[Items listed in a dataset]
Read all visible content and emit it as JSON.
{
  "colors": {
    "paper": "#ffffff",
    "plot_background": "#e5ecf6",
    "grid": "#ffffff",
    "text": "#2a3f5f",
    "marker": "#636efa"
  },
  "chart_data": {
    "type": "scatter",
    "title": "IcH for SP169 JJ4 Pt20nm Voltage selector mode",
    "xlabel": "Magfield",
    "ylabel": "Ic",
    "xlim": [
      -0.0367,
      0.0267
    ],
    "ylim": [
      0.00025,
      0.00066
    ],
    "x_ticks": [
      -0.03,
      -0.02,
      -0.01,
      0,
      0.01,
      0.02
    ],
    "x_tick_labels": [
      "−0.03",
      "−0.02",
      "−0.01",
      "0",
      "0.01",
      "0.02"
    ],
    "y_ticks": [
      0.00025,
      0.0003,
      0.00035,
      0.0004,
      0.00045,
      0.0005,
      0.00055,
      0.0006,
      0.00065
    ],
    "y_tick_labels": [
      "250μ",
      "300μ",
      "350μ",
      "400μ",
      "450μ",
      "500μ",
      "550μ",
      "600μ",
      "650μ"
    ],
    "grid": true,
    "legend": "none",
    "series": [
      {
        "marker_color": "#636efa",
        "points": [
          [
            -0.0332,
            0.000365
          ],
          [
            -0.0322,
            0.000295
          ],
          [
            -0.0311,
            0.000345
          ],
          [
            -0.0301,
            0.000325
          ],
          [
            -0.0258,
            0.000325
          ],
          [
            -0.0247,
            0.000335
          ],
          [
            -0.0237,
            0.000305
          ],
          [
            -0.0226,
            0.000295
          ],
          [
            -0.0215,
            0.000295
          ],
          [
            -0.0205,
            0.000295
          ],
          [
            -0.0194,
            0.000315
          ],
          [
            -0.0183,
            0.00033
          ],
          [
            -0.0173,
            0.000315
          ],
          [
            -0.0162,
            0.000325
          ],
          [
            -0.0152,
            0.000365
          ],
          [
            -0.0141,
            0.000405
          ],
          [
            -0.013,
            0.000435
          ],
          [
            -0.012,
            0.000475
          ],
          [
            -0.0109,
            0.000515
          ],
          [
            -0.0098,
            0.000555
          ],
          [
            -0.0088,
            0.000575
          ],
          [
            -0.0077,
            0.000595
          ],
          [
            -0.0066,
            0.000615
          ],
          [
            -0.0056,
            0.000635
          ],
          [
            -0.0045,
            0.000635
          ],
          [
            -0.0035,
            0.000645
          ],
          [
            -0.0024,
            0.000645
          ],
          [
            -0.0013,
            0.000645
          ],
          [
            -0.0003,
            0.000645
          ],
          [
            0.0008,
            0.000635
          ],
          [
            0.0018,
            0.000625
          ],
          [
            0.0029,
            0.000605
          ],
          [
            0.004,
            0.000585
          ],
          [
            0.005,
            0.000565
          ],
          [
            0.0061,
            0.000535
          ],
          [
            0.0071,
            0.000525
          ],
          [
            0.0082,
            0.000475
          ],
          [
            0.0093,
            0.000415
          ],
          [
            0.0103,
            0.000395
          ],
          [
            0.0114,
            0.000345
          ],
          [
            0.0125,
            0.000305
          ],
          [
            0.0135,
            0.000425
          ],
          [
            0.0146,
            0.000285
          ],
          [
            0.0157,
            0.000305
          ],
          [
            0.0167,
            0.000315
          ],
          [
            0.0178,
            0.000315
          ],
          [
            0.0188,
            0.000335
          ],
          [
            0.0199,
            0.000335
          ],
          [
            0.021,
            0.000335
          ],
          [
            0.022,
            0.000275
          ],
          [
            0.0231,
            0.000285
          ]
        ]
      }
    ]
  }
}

* * *

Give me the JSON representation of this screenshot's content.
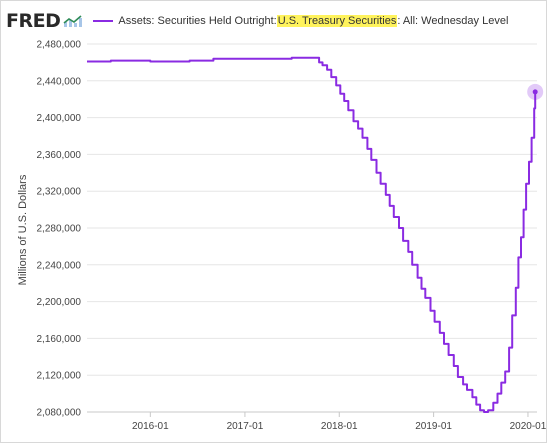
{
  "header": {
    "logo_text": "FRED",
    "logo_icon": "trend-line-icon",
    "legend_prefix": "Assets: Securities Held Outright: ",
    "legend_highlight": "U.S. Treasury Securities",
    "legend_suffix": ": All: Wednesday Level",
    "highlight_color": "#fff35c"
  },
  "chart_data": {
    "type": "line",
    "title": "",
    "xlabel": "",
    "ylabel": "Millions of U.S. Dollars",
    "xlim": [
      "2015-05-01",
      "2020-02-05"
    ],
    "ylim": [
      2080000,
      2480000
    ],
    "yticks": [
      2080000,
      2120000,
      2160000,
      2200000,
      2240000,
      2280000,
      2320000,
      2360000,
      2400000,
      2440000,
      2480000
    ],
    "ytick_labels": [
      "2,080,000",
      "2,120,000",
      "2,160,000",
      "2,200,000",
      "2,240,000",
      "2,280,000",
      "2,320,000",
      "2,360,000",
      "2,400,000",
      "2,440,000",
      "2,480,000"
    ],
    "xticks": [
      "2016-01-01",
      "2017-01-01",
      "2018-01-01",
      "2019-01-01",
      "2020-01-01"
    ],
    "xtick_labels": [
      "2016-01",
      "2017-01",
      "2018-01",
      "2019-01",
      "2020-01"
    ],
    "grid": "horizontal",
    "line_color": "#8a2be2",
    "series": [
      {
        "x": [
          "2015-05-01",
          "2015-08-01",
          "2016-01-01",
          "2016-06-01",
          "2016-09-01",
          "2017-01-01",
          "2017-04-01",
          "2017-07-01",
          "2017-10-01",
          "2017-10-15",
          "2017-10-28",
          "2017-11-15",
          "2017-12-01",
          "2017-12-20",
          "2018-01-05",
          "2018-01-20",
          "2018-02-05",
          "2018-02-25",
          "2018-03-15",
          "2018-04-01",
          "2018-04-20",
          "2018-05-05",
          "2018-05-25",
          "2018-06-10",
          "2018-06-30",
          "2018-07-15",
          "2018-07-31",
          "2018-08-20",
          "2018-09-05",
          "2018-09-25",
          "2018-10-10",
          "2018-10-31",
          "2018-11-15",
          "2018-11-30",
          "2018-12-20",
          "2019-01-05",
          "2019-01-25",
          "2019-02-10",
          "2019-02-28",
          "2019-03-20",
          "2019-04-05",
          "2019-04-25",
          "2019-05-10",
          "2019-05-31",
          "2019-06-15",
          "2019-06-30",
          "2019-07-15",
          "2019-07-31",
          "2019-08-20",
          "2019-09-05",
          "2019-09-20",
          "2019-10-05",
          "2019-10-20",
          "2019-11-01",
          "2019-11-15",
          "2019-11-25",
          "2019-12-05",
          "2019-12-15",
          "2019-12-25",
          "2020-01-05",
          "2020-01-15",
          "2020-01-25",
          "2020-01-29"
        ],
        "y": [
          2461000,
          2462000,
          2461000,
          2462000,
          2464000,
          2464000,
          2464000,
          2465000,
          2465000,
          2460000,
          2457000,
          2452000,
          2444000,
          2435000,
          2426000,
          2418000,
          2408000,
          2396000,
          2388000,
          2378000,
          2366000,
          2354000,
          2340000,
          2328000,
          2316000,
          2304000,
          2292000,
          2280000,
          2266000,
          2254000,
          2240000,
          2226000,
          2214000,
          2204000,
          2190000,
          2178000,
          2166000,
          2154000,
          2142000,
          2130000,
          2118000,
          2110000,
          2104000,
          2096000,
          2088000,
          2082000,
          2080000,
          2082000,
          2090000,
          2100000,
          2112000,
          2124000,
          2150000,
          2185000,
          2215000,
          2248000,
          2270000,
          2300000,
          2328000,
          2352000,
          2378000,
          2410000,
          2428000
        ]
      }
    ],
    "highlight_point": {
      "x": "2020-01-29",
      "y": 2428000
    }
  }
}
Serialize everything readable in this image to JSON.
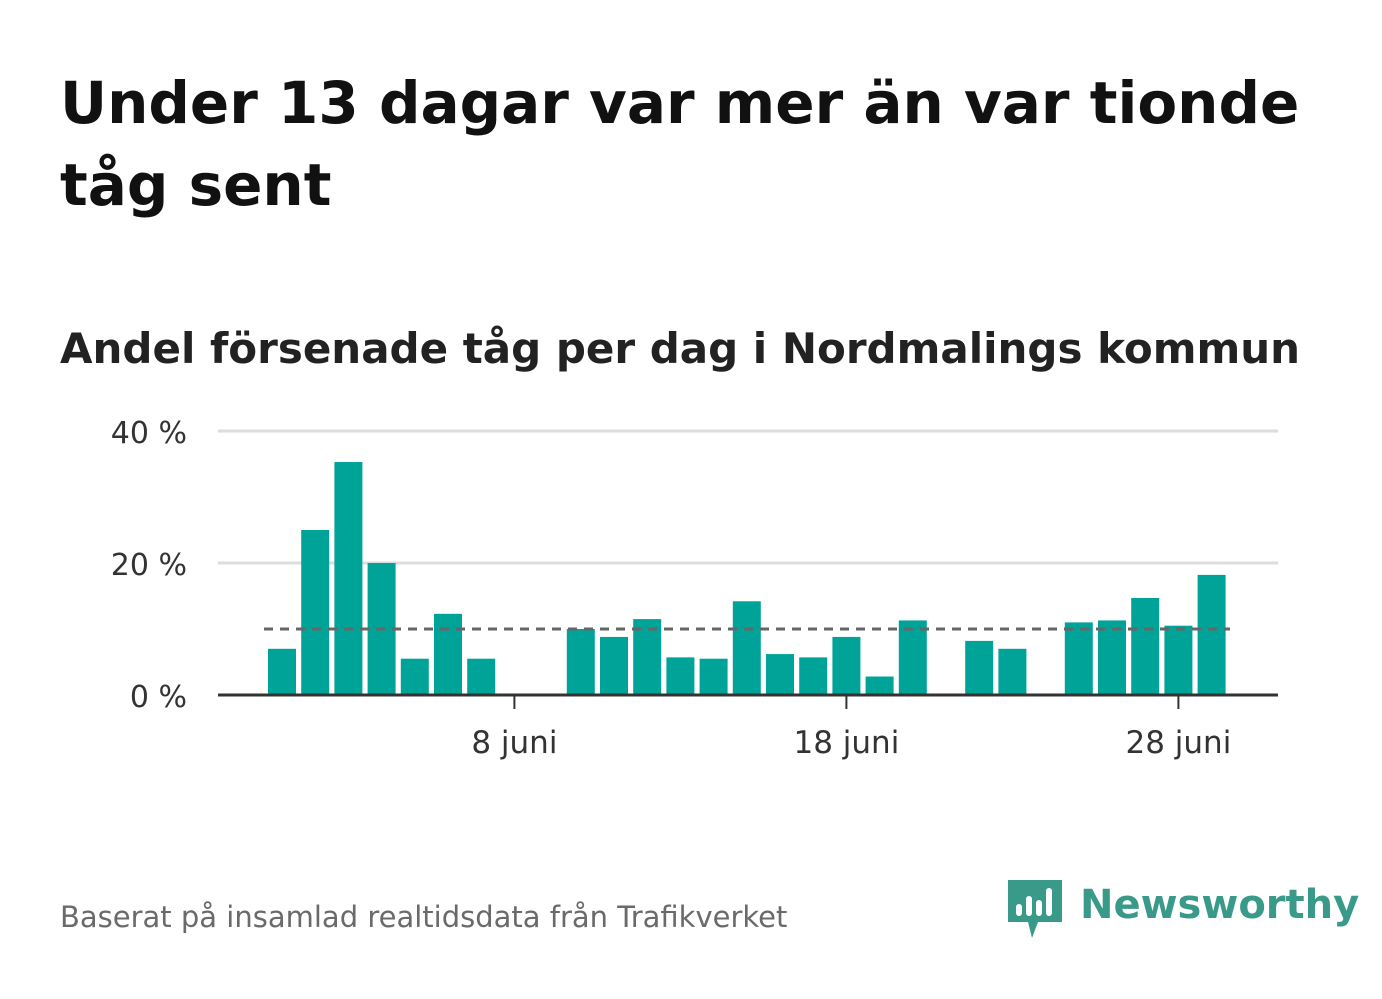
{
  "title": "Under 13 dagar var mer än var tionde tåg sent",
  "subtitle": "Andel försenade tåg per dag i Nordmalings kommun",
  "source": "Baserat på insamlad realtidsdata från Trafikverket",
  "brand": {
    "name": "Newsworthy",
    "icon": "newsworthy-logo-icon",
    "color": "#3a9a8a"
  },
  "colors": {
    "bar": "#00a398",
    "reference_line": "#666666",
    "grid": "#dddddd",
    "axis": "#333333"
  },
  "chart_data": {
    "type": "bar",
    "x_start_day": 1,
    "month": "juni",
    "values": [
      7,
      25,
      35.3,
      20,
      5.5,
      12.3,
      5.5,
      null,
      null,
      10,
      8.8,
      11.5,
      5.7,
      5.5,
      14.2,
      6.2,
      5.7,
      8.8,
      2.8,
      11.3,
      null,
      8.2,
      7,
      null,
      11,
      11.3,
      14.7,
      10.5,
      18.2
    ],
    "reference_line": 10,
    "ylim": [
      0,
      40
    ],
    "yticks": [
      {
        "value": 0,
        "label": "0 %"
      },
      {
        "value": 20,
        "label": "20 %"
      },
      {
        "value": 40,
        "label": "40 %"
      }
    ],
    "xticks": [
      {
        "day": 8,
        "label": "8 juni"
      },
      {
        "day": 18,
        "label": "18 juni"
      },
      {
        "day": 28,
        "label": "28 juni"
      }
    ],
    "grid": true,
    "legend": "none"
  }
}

...

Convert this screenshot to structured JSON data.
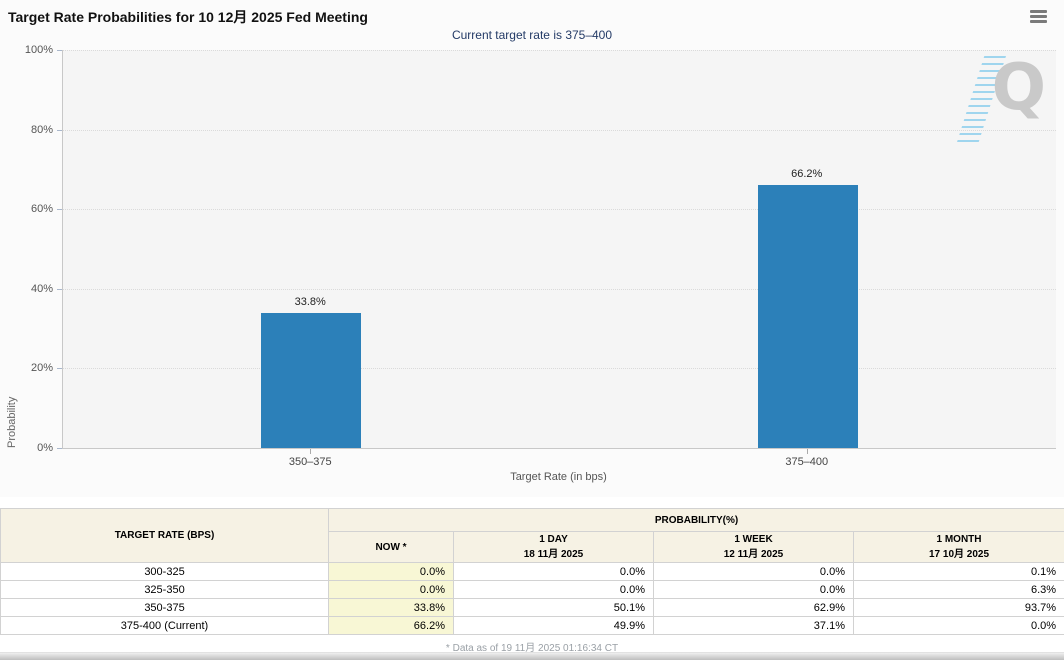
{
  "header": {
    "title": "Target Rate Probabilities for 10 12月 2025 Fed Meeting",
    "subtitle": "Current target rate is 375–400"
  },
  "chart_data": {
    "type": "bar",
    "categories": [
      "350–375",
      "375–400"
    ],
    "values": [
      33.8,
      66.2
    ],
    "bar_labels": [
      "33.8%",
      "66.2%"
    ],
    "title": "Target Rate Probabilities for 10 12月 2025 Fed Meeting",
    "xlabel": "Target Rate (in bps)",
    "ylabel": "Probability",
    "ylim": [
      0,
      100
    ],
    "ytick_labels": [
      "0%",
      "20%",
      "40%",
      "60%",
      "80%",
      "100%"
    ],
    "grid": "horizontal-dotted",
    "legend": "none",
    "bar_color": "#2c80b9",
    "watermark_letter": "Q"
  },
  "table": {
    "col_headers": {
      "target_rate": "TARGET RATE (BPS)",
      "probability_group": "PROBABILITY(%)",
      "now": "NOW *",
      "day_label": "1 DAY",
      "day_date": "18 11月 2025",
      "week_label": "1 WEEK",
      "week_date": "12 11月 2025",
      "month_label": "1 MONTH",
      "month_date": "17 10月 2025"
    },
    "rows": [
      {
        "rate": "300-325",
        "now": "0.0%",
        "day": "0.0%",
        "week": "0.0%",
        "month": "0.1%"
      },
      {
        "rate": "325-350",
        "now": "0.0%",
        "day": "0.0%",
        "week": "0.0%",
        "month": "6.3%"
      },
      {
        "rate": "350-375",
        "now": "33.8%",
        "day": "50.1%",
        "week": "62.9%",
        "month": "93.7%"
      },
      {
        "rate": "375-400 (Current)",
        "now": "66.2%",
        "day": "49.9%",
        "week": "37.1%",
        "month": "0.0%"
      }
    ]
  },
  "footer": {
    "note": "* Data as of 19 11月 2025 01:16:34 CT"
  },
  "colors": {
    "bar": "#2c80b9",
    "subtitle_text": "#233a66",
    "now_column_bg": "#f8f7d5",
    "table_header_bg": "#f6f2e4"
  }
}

WHAT THE TASK REQUIRES:
Lines from the records above that hold "this" are the ones to list.

REPLY:
Give me the JSON representation of this screenshot's content.
Serialize everything readable in this image to JSON.
Convert this screenshot to structured JSON data.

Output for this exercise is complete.